↓

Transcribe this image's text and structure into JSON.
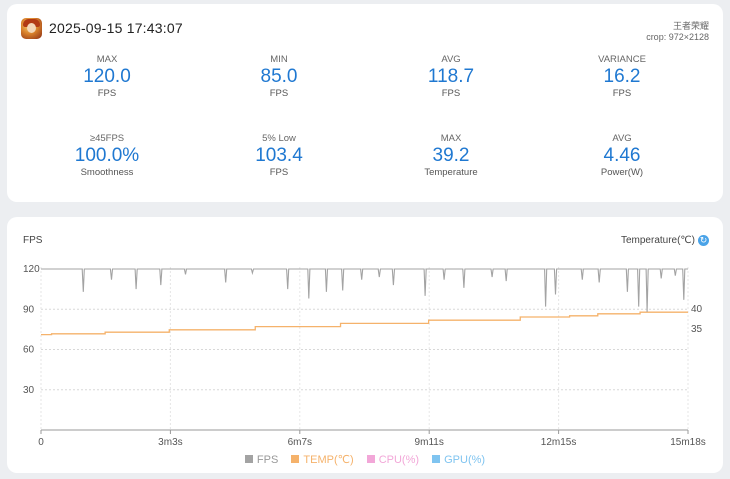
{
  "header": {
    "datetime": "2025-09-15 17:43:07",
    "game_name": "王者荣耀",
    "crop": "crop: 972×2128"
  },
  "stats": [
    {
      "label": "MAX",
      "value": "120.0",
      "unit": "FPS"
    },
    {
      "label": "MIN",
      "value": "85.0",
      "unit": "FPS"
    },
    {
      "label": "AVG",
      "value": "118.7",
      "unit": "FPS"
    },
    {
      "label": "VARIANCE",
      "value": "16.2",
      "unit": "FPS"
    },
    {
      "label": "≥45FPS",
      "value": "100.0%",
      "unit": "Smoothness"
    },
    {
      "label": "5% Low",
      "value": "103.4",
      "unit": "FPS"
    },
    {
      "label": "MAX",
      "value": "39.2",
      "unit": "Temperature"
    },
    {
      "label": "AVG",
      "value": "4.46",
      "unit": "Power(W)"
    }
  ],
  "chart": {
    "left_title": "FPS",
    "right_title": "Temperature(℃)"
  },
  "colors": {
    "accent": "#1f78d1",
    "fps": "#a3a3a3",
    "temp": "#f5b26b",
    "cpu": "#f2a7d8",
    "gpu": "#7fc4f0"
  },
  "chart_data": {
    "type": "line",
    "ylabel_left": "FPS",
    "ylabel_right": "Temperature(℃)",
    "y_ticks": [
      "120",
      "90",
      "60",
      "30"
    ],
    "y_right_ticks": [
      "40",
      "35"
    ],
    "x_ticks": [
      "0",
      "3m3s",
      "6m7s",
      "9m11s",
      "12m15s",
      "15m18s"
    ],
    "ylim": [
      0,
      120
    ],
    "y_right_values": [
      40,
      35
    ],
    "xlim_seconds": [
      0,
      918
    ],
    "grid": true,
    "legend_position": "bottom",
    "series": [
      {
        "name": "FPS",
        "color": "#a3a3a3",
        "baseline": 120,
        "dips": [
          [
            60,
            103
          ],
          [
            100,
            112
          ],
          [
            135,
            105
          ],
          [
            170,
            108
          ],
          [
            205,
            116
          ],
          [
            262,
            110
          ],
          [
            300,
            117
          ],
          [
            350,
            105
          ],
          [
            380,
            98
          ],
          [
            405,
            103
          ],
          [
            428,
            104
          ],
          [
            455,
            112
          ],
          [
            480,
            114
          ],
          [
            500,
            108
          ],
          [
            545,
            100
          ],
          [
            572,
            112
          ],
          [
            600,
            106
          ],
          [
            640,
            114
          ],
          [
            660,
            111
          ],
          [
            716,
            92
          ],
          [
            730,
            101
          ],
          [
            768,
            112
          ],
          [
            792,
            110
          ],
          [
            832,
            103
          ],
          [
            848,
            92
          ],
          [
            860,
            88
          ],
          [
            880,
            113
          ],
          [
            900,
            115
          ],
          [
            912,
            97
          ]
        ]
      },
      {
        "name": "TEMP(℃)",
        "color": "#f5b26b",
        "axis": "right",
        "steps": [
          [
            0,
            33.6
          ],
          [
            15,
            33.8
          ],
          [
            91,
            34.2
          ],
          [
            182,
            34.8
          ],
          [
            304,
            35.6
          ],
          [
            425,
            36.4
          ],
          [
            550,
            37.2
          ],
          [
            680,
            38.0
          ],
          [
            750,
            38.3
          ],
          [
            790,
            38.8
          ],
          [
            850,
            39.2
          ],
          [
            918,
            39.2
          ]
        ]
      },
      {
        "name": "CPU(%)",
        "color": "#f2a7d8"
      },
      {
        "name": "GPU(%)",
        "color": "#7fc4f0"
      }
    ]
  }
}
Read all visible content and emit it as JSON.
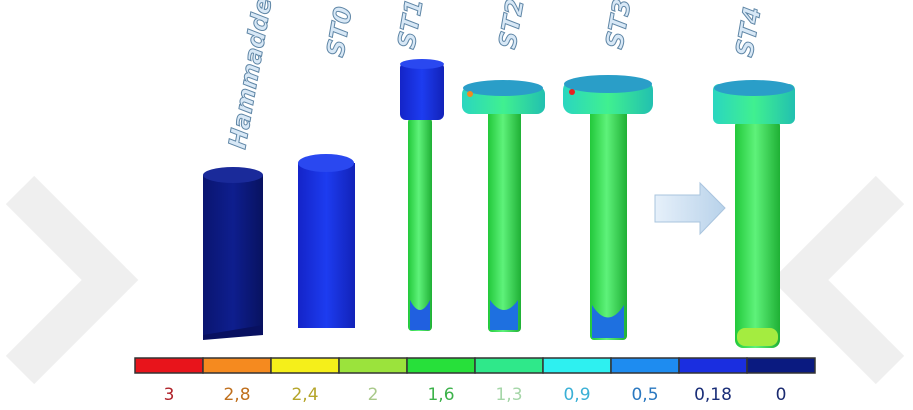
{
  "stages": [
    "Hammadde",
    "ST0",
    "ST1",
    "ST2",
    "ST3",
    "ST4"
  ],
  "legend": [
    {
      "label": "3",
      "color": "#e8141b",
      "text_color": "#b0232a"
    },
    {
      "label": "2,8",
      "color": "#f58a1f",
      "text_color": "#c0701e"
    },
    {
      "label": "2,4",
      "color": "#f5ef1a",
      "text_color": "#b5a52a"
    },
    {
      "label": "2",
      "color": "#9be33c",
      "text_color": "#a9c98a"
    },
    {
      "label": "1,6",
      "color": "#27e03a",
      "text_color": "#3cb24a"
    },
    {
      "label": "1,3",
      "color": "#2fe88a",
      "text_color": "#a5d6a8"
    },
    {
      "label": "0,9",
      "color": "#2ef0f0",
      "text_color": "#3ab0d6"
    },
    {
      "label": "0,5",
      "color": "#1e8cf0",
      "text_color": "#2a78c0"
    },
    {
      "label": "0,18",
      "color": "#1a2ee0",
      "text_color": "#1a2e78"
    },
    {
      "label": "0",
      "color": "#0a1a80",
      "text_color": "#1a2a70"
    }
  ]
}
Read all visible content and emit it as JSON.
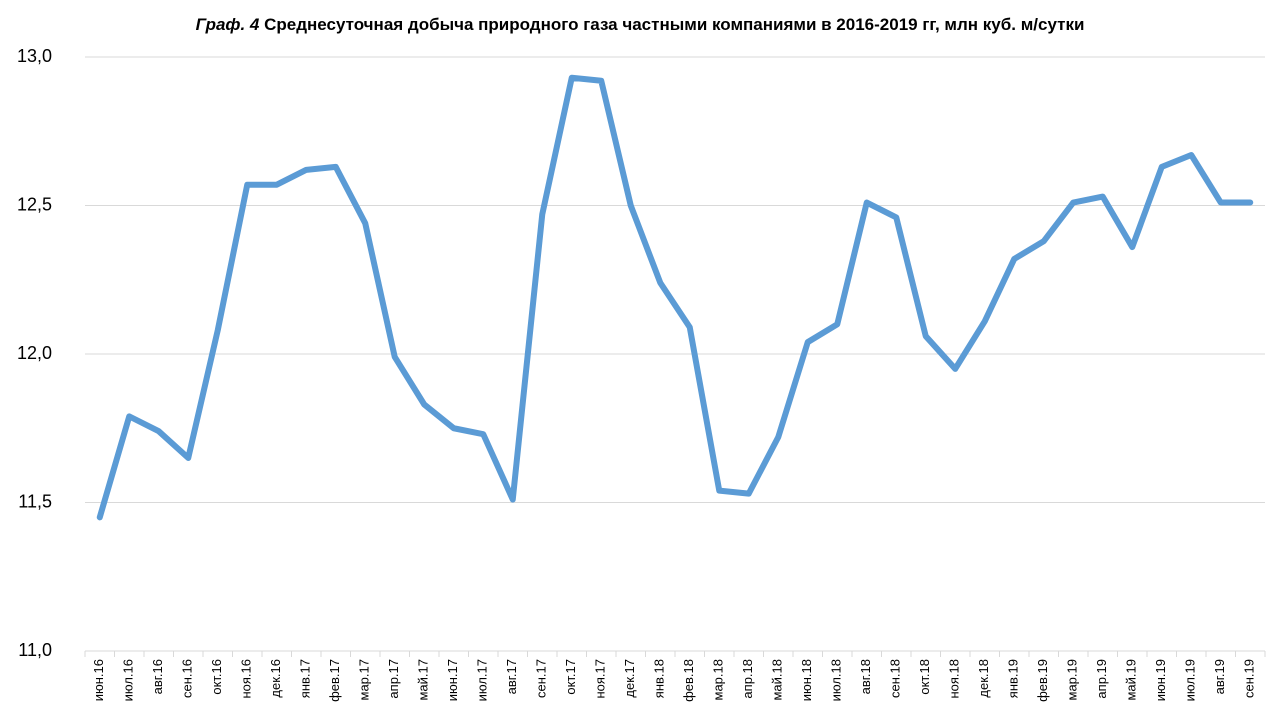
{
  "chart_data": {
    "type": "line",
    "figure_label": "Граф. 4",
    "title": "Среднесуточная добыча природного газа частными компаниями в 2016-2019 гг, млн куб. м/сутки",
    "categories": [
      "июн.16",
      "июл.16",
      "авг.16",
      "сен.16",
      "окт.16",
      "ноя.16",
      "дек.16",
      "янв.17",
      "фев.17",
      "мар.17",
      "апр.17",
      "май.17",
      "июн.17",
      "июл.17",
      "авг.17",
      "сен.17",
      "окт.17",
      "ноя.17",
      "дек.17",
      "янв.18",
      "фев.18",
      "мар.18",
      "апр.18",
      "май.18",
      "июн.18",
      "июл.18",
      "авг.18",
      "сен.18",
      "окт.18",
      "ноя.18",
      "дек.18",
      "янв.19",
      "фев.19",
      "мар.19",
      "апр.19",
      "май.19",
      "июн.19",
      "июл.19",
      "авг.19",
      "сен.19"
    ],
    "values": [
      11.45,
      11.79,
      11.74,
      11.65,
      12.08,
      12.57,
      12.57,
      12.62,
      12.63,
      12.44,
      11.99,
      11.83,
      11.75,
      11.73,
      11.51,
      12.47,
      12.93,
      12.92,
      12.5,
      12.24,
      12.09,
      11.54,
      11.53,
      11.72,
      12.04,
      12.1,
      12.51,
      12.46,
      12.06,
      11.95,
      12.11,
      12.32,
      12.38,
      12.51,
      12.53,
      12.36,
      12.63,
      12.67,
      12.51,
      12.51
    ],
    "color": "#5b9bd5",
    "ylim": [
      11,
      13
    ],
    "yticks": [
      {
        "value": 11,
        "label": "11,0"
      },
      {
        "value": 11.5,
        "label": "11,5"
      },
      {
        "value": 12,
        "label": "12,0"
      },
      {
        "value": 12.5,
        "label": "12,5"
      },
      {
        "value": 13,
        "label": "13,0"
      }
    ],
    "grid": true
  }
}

↑

Problem to work on:
Set the pictures aside and transcribe the data above exactly.

Solved exercise:
Transcribe this image's text and structure into JSON.
{
  "header": {
    "datetime": "2025-09-15 17:43:07",
    "game_name": "王者荣耀",
    "crop": "crop: 972×2128"
  },
  "stats": [
    {
      "label": "MAX",
      "value": "120.0",
      "unit": "FPS"
    },
    {
      "label": "MIN",
      "value": "85.0",
      "unit": "FPS"
    },
    {
      "label": "AVG",
      "value": "118.7",
      "unit": "FPS"
    },
    {
      "label": "VARIANCE",
      "value": "16.2",
      "unit": "FPS"
    },
    {
      "label": "≥45FPS",
      "value": "100.0%",
      "unit": "Smoothness"
    },
    {
      "label": "5% Low",
      "value": "103.4",
      "unit": "FPS"
    },
    {
      "label": "MAX",
      "value": "39.2",
      "unit": "Temperature"
    },
    {
      "label": "AVG",
      "value": "4.46",
      "unit": "Power(W)"
    }
  ],
  "chart": {
    "left_title": "FPS",
    "right_title": "Temperature(℃)"
  },
  "colors": {
    "accent": "#1f78d1",
    "fps": "#a3a3a3",
    "temp": "#f5b26b",
    "cpu": "#f2a7d8",
    "gpu": "#7fc4f0"
  },
  "chart_data": {
    "type": "line",
    "ylabel_left": "FPS",
    "ylabel_right": "Temperature(℃)",
    "y_ticks": [
      "120",
      "90",
      "60",
      "30"
    ],
    "y_right_ticks": [
      "40",
      "35"
    ],
    "x_ticks": [
      "0",
      "3m3s",
      "6m7s",
      "9m11s",
      "12m15s",
      "15m18s"
    ],
    "ylim": [
      0,
      120
    ],
    "y_right_values": [
      40,
      35
    ],
    "xlim_seconds": [
      0,
      918
    ],
    "grid": true,
    "legend_position": "bottom",
    "series": [
      {
        "name": "FPS",
        "color": "#a3a3a3",
        "baseline": 120,
        "dips": [
          [
            60,
            103
          ],
          [
            100,
            112
          ],
          [
            135,
            105
          ],
          [
            170,
            108
          ],
          [
            205,
            116
          ],
          [
            262,
            110
          ],
          [
            300,
            117
          ],
          [
            350,
            105
          ],
          [
            380,
            98
          ],
          [
            405,
            103
          ],
          [
            428,
            104
          ],
          [
            455,
            112
          ],
          [
            480,
            114
          ],
          [
            500,
            108
          ],
          [
            545,
            100
          ],
          [
            572,
            112
          ],
          [
            600,
            106
          ],
          [
            640,
            114
          ],
          [
            660,
            111
          ],
          [
            716,
            92
          ],
          [
            730,
            101
          ],
          [
            768,
            112
          ],
          [
            792,
            110
          ],
          [
            832,
            103
          ],
          [
            848,
            92
          ],
          [
            860,
            88
          ],
          [
            880,
            113
          ],
          [
            900,
            115
          ],
          [
            912,
            97
          ]
        ]
      },
      {
        "name": "TEMP(℃)",
        "color": "#f5b26b",
        "axis": "right",
        "steps": [
          [
            0,
            33.6
          ],
          [
            15,
            33.8
          ],
          [
            91,
            34.2
          ],
          [
            182,
            34.8
          ],
          [
            304,
            35.6
          ],
          [
            425,
            36.4
          ],
          [
            550,
            37.2
          ],
          [
            680,
            38.0
          ],
          [
            750,
            38.3
          ],
          [
            790,
            38.8
          ],
          [
            850,
            39.2
          ],
          [
            918,
            39.2
          ]
        ]
      },
      {
        "name": "CPU(%)",
        "color": "#f2a7d8"
      },
      {
        "name": "GPU(%)",
        "color": "#7fc4f0"
      }
    ]
  }
}
Read all visible content and emit it as JSON.
{
  "stages": [
    "Hammadde",
    "ST0",
    "ST1",
    "ST2",
    "ST3",
    "ST4"
  ],
  "legend": [
    {
      "label": "3",
      "color": "#e8141b",
      "text_color": "#b0232a"
    },
    {
      "label": "2,8",
      "color": "#f58a1f",
      "text_color": "#c0701e"
    },
    {
      "label": "2,4",
      "color": "#f5ef1a",
      "text_color": "#b5a52a"
    },
    {
      "label": "2",
      "color": "#9be33c",
      "text_color": "#a9c98a"
    },
    {
      "label": "1,6",
      "color": "#27e03a",
      "text_color": "#3cb24a"
    },
    {
      "label": "1,3",
      "color": "#2fe88a",
      "text_color": "#a5d6a8"
    },
    {
      "label": "0,9",
      "color": "#2ef0f0",
      "text_color": "#3ab0d6"
    },
    {
      "label": "0,5",
      "color": "#1e8cf0",
      "text_color": "#2a78c0"
    },
    {
      "label": "0,18",
      "color": "#1a2ee0",
      "text_color": "#1a2e78"
    },
    {
      "label": "0",
      "color": "#0a1a80",
      "text_color": "#1a2a70"
    }
  ]
}
Read all visible content and emit it as JSON.
{
  "chart_data": {
    "type": "line",
    "figure_label": "Граф. 4",
    "title": "Среднесуточная добыча природного газа частными компаниями в 2016-2019 гг, млн куб. м/сутки",
    "categories": [
      "июн.16",
      "июл.16",
      "авг.16",
      "сен.16",
      "окт.16",
      "ноя.16",
      "дек.16",
      "янв.17",
      "фев.17",
      "мар.17",
      "апр.17",
      "май.17",
      "июн.17",
      "июл.17",
      "авг.17",
      "сен.17",
      "окт.17",
      "ноя.17",
      "дек.17",
      "янв.18",
      "фев.18",
      "мар.18",
      "апр.18",
      "май.18",
      "июн.18",
      "июл.18",
      "авг.18",
      "сен.18",
      "окт.18",
      "ноя.18",
      "дек.18",
      "янв.19",
      "фев.19",
      "мар.19",
      "апр.19",
      "май.19",
      "июн.19",
      "июл.19",
      "авг.19",
      "сен.19"
    ],
    "values": [
      11.45,
      11.79,
      11.74,
      11.65,
      12.08,
      12.57,
      12.57,
      12.62,
      12.63,
      12.44,
      11.99,
      11.83,
      11.75,
      11.73,
      11.51,
      12.47,
      12.93,
      12.92,
      12.5,
      12.24,
      12.09,
      11.54,
      11.53,
      11.72,
      12.04,
      12.1,
      12.51,
      12.46,
      12.06,
      11.95,
      12.11,
      12.32,
      12.38,
      12.51,
      12.53,
      12.36,
      12.63,
      12.67,
      12.51,
      12.51
    ],
    "color": "#5b9bd5",
    "ylim": [
      11,
      13
    ],
    "yticks": [
      {
        "value": 11,
        "label": "11,0"
      },
      {
        "value": 11.5,
        "label": "11,5"
      },
      {
        "value": 12,
        "label": "12,0"
      },
      {
        "value": 12.5,
        "label": "12,5"
      },
      {
        "value": 13,
        "label": "13,0"
      }
    ],
    "grid": true
  }
}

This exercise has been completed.